Gather up the lines that contain "JSON".

*** Data shown

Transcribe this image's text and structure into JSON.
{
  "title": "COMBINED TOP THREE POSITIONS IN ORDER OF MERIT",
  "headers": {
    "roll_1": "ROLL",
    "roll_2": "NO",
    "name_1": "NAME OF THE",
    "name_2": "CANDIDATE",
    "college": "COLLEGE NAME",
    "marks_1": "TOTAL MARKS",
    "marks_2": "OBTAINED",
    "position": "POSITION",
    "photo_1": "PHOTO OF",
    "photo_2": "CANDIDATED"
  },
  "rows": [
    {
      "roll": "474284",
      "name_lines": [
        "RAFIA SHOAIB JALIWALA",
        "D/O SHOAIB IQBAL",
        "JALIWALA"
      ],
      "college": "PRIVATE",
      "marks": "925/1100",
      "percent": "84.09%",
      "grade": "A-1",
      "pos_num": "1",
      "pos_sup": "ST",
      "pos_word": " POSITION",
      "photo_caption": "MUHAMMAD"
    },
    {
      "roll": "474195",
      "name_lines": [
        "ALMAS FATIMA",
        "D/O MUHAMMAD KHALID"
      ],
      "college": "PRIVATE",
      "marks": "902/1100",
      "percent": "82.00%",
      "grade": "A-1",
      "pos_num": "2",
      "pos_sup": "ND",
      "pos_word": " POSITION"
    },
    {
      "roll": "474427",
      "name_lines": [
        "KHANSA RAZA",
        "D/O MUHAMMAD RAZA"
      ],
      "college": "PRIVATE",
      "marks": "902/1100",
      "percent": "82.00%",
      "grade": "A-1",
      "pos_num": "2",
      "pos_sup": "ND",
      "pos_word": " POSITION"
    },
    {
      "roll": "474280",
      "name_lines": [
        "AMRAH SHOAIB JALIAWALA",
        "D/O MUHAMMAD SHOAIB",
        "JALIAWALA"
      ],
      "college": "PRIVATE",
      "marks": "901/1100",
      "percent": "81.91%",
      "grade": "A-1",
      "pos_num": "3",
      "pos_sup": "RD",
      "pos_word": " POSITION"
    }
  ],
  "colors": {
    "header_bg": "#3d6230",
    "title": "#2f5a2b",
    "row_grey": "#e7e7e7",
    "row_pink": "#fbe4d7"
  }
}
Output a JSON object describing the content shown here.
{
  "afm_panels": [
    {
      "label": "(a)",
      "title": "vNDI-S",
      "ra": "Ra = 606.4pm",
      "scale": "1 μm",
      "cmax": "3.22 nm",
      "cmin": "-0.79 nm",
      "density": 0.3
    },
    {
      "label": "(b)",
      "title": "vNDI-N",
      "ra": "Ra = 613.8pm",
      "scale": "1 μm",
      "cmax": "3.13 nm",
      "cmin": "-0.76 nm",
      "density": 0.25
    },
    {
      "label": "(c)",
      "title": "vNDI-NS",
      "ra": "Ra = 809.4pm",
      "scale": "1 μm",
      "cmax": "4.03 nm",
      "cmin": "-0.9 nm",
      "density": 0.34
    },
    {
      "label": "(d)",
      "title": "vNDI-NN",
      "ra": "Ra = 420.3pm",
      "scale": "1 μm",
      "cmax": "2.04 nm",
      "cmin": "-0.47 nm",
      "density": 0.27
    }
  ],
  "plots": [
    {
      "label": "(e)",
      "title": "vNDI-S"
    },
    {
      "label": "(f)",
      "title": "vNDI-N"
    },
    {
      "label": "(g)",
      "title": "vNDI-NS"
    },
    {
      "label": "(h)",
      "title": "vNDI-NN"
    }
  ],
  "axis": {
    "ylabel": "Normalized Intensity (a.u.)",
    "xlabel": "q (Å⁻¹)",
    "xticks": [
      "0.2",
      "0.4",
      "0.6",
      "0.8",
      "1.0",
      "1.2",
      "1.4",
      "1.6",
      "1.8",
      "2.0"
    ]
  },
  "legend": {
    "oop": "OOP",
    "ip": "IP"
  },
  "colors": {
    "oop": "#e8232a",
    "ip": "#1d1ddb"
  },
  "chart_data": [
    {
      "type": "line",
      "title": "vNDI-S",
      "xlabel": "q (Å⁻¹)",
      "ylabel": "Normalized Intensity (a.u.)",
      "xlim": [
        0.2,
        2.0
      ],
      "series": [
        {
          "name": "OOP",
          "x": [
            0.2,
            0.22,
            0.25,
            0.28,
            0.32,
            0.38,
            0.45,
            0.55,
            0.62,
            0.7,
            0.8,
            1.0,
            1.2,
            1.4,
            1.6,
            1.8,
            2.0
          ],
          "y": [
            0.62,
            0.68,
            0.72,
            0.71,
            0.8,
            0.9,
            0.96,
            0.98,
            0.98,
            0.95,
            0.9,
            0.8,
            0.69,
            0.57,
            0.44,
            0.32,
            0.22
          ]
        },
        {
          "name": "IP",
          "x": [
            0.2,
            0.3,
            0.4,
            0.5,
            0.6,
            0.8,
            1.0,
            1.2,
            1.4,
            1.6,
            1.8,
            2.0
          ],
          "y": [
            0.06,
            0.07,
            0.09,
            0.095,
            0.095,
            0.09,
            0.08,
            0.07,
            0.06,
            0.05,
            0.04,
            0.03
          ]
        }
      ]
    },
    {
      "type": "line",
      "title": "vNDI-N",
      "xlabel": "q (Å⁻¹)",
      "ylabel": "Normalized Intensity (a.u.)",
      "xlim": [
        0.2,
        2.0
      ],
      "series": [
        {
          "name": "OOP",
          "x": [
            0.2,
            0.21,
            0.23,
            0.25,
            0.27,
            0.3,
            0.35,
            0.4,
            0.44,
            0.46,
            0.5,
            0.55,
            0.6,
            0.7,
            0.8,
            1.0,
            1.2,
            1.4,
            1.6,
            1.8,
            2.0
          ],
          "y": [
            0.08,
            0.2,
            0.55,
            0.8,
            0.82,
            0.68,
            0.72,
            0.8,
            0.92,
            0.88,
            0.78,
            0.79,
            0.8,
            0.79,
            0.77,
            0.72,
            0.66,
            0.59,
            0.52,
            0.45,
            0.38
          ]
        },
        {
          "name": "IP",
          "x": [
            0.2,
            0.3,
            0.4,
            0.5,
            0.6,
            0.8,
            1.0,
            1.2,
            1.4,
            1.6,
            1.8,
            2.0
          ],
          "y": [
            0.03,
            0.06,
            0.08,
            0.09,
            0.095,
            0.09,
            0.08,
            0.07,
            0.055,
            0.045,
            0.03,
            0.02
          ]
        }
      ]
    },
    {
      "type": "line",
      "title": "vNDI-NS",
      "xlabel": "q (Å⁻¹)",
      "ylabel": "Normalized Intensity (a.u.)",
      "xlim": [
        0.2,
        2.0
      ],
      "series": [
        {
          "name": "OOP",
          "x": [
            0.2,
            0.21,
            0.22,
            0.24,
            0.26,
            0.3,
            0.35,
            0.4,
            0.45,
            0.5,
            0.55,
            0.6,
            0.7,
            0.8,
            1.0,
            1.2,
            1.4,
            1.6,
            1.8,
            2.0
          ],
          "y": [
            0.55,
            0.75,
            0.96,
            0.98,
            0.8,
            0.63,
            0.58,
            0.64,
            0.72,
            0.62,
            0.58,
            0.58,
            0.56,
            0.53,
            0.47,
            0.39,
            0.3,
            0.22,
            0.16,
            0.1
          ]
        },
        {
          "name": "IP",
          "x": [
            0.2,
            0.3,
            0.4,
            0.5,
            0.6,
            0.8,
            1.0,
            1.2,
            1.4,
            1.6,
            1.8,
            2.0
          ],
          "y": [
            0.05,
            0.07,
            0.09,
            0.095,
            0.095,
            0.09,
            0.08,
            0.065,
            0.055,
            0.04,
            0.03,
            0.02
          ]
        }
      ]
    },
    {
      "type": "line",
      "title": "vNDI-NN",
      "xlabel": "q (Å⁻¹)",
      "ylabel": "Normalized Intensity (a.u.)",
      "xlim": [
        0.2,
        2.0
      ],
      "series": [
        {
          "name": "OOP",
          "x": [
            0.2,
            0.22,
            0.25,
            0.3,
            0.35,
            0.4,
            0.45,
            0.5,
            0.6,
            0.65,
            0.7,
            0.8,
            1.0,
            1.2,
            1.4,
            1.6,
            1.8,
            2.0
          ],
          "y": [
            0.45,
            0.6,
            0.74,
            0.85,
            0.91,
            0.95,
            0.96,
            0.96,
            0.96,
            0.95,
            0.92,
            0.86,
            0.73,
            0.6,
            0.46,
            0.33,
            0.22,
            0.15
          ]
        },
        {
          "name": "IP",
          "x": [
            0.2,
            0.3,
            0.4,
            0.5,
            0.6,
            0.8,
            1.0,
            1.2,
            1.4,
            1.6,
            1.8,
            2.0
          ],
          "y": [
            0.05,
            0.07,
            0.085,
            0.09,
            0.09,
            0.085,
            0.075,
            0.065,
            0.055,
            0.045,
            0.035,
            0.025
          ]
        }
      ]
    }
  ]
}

******

## Output for this exercise
Transcribe this image's text and structure into JSON.
Output a JSON object describing the content shown here.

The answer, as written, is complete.